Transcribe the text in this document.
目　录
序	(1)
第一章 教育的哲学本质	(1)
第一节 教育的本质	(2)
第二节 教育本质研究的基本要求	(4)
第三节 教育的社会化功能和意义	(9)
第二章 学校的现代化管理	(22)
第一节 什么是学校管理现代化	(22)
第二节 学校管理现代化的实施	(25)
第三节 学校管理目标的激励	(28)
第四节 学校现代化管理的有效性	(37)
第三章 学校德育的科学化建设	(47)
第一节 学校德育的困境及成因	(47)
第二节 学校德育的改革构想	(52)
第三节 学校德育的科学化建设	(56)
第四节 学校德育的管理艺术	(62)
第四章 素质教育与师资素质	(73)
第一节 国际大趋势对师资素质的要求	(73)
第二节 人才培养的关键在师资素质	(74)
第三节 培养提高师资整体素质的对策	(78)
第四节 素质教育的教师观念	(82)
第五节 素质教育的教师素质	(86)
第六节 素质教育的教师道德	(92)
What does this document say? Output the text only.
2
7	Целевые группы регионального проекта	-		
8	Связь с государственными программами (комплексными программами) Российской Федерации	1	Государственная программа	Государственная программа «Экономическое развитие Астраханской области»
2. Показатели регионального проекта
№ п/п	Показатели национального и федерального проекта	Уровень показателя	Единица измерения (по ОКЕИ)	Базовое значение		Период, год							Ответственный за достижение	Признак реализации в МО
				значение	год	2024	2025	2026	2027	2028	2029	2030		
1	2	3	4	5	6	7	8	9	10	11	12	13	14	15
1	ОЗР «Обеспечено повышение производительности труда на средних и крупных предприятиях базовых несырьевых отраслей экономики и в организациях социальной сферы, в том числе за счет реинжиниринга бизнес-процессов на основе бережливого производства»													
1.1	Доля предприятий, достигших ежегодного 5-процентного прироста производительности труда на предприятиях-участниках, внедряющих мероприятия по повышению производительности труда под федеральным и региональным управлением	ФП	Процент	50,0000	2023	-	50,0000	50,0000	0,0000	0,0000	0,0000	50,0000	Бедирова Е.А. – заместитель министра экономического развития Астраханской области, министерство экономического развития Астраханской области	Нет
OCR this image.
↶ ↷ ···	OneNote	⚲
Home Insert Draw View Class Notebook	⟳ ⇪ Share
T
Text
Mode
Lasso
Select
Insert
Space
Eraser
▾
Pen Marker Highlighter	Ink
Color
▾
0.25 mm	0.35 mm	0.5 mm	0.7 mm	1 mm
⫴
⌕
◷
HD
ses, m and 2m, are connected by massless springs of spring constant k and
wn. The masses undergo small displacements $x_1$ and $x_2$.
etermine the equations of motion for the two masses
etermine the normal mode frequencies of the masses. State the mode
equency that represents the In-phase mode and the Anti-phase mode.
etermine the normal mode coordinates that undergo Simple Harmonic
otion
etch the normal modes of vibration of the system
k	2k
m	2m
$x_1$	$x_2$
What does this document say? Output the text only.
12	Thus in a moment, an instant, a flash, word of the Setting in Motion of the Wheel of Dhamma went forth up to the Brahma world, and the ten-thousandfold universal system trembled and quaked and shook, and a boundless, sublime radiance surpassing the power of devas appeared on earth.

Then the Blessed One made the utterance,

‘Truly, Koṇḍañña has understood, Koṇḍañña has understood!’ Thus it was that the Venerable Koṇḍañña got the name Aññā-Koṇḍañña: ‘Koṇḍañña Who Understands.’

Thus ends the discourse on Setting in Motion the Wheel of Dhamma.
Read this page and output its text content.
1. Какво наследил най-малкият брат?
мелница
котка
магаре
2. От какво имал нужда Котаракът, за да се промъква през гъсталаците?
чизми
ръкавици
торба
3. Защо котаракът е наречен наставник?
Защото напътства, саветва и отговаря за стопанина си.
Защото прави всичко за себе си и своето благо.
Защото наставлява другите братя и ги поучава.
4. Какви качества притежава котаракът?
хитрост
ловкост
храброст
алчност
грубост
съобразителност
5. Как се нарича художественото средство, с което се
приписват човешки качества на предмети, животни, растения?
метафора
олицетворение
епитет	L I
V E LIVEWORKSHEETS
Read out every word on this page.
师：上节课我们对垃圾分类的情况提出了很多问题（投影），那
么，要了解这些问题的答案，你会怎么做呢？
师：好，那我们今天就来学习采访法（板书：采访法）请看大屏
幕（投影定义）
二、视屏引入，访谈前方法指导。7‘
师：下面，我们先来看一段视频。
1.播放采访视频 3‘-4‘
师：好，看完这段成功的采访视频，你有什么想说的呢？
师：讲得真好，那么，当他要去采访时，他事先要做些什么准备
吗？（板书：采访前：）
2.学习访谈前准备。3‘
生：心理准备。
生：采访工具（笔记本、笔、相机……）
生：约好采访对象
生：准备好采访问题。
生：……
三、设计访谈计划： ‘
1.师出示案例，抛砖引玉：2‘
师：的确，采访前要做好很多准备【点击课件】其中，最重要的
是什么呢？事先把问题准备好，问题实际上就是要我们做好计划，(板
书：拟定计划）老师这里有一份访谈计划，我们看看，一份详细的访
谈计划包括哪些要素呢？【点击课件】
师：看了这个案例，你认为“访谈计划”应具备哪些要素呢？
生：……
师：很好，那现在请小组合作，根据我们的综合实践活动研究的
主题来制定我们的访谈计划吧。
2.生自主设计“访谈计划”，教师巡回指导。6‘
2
----------------------------------------
# Exercise details:
Every line holding "masses" should be copied out.

# Response:
wn. The masses undergo small displacements $x_1$ and $x_2$.
etermine the equations of motion for the two masses
etermine the normal mode frequencies of the masses. State the mode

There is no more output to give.